### Set task
Output the data that follows exactly, line for line.

* START Provided records *

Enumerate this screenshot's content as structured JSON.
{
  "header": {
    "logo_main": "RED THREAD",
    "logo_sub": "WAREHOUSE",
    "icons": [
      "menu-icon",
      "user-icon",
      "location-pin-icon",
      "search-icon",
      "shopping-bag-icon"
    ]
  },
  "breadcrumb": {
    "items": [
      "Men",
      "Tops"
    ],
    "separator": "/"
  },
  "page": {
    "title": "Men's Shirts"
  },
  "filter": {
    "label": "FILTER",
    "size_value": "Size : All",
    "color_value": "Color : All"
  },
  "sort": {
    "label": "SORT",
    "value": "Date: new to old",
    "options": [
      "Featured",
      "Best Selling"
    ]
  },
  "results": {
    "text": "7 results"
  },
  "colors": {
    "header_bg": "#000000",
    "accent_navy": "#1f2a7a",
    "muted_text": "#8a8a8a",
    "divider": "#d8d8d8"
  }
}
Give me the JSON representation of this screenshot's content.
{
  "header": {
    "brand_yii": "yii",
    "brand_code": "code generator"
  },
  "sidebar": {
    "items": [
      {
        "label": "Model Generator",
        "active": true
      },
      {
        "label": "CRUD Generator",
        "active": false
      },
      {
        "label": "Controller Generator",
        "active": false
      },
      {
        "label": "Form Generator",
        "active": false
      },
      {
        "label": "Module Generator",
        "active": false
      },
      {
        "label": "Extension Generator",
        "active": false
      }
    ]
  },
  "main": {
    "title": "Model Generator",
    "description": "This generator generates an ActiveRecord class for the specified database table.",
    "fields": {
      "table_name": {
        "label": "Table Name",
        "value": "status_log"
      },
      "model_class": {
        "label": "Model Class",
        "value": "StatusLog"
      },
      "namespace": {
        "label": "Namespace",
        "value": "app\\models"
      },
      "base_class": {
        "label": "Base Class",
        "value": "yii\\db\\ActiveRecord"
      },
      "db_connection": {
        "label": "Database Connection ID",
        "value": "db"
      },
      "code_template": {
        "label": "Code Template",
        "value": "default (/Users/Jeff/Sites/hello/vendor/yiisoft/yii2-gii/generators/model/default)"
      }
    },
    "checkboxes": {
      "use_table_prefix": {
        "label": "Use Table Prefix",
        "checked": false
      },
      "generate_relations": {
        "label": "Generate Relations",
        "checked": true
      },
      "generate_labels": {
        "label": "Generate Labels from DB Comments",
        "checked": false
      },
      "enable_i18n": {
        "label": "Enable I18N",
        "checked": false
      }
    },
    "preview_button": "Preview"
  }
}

* END Provided records *

### Task solution
Enumerate this screenshot's content as structured JSON.
{
  "header": {
    "logo_main": "RED THREAD",
    "logo_sub": "WAREHOUSE",
    "icons": [
      "menu-icon",
      "user-icon",
      "location-pin-icon",
      "search-icon",
      "shopping-bag-icon"
    ]
  },
  "breadcrumb": {
    "items": [
      "Men",
      "Tops"
    ],
    "separator": "/"
  },
  "page": {
    "title": "Men's Shirts"
  },
  "filter": {
    "label": "FILTER",
    "size_value": "Size : All",
    "color_value": "Color : All"
  },
  "sort": {
    "label": "SORT",
    "value": "Date: new to old",
    "options": [
      "Featured",
      "Best Selling"
    ]
  },
  "results": {
    "text": "7 results"
  },
  "colors": {
    "header_bg": "#000000",
    "accent_navy": "#1f2a7a",
    "muted_text": "#8a8a8a",
    "divider": "#d8d8d8"
  }
}
Give me the JSON representation of this screenshot's content.
{
  "header": {
    "brand_yii": "yii",
    "brand_code": "code generator"
  },
  "sidebar": {
    "items": [
      {
        "label": "Model Generator",
        "active": true
      },
      {
        "label": "CRUD Generator",
        "active": false
      },
      {
        "label": "Controller Generator",
        "active": false
      },
      {
        "label": "Form Generator",
        "active": false
      },
      {
        "label": "Module Generator",
        "active": false
      },
      {
        "label": "Extension Generator",
        "active": false
      }
    ]
  },
  "main": {
    "title": "Model Generator",
    "description": "This generator generates an ActiveRecord class for the specified database table.",
    "fields": {
      "table_name": {
        "label": "Table Name",
        "value": "status_log"
      },
      "model_class": {
        "label": "Model Class",
        "value": "StatusLog"
      },
      "namespace": {
        "label": "Namespace",
        "value": "app\\models"
      },
      "base_class": {
        "label": "Base Class",
        "value": "yii\\db\\ActiveRecord"
      },
      "db_connection": {
        "label": "Database Connection ID",
        "value": "db"
      },
      "code_template": {
        "label": "Code Template",
        "value": "default (/Users/Jeff/Sites/hello/vendor/yiisoft/yii2-gii/generators/model/default)"
      }
    },
    "checkboxes": {
      "use_table_prefix": {
        "label": "Use Table Prefix",
        "checked": false
      },
      "generate_relations": {
        "label": "Generate Relations",
        "checked": true
      },
      "generate_labels": {
        "label": "Generate Labels from DB Comments",
        "checked": false
      },
      "enable_i18n": {
        "label": "Enable I18N",
        "checked": false
      }
    },
    "preview_button": "Preview"
  }
}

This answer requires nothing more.